■ **Prompt**:
Gather up every line from the entries below that uses the word "text".

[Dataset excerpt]
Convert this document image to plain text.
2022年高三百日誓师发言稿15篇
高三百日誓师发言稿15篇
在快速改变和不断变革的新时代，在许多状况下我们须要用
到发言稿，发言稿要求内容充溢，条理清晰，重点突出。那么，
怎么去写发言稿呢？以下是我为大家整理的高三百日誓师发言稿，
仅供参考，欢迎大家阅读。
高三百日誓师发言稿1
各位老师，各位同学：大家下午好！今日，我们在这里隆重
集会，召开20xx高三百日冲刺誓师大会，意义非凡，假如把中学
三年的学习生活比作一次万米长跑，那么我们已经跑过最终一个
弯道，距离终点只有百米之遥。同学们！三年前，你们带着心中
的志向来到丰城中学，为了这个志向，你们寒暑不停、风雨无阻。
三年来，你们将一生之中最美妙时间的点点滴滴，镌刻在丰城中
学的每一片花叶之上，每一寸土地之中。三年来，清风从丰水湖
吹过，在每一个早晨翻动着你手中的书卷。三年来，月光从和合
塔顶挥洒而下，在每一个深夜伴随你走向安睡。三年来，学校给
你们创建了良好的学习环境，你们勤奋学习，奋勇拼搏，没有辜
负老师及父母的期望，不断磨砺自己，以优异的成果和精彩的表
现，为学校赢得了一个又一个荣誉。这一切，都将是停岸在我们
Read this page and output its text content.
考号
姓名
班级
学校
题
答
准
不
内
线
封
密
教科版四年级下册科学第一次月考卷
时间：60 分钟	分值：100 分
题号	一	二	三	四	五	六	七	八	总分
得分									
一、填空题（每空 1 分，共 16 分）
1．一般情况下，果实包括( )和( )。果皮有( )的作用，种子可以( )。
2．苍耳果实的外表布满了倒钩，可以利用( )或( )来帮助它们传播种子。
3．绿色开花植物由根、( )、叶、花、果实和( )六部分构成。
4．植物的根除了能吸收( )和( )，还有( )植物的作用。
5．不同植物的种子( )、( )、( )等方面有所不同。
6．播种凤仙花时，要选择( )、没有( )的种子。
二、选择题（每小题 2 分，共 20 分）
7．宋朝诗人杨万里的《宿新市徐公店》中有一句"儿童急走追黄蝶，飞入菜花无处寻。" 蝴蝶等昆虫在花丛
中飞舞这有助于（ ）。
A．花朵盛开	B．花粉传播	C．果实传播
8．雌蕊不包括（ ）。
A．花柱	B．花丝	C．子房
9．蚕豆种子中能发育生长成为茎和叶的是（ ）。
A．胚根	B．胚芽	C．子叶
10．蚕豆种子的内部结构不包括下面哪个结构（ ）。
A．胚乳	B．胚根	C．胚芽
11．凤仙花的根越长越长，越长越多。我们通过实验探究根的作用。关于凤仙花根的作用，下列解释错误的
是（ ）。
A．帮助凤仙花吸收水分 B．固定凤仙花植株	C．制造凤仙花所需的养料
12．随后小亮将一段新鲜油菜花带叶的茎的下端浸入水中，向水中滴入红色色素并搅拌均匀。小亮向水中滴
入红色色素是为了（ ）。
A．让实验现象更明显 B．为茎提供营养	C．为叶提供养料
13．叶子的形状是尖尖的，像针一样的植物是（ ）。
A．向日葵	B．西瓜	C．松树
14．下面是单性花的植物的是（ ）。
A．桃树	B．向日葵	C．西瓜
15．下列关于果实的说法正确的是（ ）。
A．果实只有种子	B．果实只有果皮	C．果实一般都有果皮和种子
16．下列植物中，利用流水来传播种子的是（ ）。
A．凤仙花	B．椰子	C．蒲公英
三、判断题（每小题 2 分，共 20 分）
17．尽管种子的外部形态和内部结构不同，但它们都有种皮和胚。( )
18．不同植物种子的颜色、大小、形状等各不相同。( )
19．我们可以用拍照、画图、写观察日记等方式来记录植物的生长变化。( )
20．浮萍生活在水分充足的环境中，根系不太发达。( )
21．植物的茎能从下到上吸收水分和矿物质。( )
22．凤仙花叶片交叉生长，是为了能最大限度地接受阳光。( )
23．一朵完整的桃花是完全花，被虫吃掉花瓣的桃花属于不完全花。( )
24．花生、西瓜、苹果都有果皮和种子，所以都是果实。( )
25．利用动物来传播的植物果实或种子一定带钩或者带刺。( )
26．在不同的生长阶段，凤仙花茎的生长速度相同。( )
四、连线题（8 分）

■ **Response to this task**:
Convert this document image to plain text.
Read this page and output its text content.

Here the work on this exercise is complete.